> **DATASET ENTRIES**
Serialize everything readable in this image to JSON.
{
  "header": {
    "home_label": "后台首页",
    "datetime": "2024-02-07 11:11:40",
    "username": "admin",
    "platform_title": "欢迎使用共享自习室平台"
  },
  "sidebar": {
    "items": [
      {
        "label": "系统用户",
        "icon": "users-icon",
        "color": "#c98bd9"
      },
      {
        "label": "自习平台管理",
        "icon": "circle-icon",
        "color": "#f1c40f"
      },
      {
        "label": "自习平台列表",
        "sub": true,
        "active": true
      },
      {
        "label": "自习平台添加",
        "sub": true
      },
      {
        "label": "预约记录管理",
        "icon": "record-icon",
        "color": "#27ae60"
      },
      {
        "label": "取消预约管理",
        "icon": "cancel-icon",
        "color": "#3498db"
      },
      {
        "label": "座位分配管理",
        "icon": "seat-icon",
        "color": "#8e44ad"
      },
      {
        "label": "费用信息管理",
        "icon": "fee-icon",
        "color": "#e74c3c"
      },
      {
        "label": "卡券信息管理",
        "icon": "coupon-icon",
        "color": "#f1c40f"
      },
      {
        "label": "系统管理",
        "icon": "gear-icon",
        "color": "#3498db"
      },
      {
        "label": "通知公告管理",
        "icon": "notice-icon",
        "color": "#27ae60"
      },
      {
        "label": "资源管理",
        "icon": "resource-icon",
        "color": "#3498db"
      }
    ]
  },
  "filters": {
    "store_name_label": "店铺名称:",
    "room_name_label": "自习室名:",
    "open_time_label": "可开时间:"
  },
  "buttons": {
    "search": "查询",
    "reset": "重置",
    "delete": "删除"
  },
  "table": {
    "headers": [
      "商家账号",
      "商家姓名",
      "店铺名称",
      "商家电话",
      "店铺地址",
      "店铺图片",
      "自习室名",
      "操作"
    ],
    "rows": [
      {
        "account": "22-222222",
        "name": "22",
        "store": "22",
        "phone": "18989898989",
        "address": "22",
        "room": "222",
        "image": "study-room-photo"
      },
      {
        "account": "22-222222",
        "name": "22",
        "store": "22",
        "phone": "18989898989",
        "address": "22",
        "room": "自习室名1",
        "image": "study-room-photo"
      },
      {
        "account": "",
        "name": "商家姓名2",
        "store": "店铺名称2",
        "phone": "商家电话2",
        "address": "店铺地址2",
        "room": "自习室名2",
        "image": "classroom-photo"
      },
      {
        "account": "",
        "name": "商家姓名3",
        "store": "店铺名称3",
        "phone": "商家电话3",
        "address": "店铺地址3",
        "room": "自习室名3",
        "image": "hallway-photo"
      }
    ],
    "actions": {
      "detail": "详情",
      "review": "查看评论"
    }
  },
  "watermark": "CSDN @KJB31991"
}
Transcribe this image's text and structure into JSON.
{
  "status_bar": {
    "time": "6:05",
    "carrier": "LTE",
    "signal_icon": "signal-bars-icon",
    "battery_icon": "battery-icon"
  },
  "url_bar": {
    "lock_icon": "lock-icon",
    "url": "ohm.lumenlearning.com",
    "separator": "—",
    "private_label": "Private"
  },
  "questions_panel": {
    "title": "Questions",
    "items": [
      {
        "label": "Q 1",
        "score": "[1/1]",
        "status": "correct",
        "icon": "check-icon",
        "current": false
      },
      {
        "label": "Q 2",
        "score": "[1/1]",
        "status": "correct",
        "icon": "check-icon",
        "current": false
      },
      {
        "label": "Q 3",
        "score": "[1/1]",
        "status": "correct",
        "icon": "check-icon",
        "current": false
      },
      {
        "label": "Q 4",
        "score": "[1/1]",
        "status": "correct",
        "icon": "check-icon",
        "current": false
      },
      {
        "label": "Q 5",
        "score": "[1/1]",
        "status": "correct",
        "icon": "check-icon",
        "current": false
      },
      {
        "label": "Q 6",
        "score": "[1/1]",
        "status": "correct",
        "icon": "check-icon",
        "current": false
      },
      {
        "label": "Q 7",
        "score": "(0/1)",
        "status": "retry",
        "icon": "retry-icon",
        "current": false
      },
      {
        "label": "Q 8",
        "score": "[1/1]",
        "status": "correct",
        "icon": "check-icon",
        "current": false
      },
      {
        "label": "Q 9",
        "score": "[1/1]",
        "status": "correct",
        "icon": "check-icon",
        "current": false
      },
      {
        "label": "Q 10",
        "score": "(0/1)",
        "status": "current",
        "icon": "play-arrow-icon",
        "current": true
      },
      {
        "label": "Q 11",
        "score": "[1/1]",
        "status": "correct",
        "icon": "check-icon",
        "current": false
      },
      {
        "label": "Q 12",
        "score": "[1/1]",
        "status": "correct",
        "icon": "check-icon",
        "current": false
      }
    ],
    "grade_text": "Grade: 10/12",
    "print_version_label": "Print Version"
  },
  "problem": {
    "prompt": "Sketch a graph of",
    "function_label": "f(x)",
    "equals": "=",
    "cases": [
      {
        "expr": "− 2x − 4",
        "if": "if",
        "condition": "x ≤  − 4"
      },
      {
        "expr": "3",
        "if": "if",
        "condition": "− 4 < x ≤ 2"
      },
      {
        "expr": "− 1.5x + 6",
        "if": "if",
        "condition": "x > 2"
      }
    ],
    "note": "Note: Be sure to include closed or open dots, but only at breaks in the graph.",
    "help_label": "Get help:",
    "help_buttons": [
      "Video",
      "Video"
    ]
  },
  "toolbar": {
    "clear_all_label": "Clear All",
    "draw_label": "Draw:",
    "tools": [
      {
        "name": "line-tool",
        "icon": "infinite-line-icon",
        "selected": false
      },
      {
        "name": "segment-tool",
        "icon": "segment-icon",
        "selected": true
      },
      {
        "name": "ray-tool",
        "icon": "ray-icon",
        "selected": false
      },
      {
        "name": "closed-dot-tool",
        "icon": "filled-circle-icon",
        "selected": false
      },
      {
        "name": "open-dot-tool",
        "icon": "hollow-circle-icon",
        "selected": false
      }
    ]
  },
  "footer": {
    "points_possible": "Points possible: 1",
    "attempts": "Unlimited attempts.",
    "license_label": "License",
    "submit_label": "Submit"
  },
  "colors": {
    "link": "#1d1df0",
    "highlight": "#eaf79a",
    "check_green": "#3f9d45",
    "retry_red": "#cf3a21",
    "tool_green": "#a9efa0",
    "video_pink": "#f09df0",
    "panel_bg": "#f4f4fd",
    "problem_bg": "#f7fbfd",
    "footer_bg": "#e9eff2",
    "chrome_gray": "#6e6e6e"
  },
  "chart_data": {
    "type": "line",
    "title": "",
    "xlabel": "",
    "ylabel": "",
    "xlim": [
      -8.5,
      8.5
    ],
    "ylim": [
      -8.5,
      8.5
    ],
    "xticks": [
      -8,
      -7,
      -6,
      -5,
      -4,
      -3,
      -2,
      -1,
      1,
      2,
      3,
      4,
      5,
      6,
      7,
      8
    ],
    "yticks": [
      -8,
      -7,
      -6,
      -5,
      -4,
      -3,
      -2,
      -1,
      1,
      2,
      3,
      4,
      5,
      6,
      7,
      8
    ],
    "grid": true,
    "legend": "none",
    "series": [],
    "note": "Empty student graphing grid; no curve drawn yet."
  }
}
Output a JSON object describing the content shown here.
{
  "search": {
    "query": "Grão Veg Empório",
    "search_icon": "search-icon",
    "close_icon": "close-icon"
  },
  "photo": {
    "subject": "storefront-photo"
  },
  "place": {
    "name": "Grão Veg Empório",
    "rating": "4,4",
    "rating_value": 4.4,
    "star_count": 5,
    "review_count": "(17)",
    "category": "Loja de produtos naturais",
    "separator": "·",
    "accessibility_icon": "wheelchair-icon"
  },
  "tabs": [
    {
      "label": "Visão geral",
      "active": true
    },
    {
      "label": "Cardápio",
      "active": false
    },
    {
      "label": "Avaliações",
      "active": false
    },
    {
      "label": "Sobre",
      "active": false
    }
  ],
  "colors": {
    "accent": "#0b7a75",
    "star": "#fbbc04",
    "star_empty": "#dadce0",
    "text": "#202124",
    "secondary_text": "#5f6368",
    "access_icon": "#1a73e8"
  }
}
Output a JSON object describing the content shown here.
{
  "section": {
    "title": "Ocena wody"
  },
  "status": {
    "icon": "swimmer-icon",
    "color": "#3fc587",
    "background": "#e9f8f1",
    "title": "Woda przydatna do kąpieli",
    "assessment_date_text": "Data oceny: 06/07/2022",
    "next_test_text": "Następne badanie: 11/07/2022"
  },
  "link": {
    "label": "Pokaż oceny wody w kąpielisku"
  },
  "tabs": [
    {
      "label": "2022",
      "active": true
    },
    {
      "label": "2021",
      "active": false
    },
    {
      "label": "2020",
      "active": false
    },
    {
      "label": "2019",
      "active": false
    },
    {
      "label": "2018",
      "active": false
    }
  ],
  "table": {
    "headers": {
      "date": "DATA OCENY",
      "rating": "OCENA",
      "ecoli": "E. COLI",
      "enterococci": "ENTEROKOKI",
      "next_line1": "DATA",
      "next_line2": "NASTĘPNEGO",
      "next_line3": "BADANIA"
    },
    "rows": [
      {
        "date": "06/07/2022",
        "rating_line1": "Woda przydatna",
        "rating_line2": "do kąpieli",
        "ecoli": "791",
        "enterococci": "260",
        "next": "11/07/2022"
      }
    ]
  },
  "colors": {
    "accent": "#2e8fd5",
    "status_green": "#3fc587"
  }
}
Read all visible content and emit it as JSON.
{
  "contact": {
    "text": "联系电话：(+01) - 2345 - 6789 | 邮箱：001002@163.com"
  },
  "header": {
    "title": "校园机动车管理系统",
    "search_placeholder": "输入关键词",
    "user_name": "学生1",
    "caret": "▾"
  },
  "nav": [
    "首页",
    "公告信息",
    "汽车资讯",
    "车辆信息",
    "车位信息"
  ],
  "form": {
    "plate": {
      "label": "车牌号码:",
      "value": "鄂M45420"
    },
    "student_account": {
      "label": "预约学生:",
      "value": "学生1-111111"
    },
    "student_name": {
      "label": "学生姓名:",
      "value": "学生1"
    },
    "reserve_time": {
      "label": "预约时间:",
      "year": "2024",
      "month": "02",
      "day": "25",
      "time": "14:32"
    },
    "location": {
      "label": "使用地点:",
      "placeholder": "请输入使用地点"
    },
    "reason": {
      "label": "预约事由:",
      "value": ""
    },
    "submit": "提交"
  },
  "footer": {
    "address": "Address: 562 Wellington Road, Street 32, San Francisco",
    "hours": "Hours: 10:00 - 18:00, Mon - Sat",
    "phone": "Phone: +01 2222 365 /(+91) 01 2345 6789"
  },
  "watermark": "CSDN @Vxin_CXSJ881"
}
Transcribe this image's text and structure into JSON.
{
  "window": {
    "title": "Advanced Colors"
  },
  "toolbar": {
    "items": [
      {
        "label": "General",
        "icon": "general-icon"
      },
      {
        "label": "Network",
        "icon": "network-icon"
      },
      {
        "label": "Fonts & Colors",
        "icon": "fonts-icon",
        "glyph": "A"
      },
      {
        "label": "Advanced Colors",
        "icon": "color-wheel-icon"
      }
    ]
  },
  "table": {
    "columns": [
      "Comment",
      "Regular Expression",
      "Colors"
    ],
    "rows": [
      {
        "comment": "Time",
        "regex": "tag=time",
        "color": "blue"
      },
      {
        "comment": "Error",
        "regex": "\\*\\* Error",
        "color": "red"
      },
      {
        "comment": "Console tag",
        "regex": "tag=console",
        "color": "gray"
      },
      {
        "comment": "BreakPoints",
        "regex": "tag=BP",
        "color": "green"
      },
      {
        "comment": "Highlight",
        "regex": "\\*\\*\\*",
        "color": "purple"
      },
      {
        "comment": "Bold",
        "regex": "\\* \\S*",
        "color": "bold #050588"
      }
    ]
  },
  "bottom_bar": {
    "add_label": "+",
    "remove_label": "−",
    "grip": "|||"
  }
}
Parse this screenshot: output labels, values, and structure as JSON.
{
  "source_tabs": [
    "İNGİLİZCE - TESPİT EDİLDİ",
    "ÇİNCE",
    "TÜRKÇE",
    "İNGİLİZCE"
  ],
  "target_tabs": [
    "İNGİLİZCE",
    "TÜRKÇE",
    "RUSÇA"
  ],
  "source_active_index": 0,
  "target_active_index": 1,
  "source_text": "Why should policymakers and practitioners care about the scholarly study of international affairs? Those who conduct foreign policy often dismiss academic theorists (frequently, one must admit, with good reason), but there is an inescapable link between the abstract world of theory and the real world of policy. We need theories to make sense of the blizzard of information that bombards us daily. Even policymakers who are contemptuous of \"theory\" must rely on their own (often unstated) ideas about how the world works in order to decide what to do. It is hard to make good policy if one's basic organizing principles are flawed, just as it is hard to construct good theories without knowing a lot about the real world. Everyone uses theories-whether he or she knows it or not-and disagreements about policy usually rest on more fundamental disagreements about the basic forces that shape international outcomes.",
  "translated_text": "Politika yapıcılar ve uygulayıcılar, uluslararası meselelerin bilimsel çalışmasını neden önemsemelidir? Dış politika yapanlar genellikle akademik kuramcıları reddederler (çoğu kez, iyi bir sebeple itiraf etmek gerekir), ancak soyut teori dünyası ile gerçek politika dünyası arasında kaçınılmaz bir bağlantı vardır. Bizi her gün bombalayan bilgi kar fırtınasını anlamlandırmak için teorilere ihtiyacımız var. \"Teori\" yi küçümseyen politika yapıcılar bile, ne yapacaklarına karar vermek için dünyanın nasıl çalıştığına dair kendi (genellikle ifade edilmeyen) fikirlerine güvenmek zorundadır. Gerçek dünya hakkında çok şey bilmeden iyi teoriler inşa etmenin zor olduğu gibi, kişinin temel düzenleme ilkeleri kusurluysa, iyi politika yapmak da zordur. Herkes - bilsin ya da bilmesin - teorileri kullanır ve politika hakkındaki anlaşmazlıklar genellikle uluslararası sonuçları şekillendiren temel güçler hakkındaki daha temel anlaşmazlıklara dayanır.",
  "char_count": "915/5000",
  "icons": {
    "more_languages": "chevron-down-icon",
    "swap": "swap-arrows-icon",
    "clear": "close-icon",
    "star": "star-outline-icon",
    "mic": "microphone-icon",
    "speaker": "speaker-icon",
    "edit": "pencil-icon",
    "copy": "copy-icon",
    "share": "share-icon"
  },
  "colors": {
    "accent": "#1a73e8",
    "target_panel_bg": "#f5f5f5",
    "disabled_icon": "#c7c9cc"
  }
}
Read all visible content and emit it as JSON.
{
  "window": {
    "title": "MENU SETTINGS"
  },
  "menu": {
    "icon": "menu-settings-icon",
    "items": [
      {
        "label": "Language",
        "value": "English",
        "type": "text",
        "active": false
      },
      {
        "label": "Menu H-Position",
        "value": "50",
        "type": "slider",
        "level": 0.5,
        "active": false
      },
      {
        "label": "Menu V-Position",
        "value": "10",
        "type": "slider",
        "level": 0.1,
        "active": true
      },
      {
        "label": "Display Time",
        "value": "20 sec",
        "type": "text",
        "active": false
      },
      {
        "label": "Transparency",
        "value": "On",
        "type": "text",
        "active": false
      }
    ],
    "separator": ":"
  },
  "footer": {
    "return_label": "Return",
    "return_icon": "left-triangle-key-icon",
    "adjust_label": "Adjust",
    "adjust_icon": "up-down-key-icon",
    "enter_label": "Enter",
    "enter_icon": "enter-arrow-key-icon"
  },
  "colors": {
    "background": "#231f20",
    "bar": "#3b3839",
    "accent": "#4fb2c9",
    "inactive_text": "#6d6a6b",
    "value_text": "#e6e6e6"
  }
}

> **PROBLEM REQUIREMENTS**
Which lines in the listing above hold the word "Woda"? Show each of them.

> **RESPONSE**
    "title": "Woda przydatna do kąpieli",
        "rating_line1": "Woda przydatna",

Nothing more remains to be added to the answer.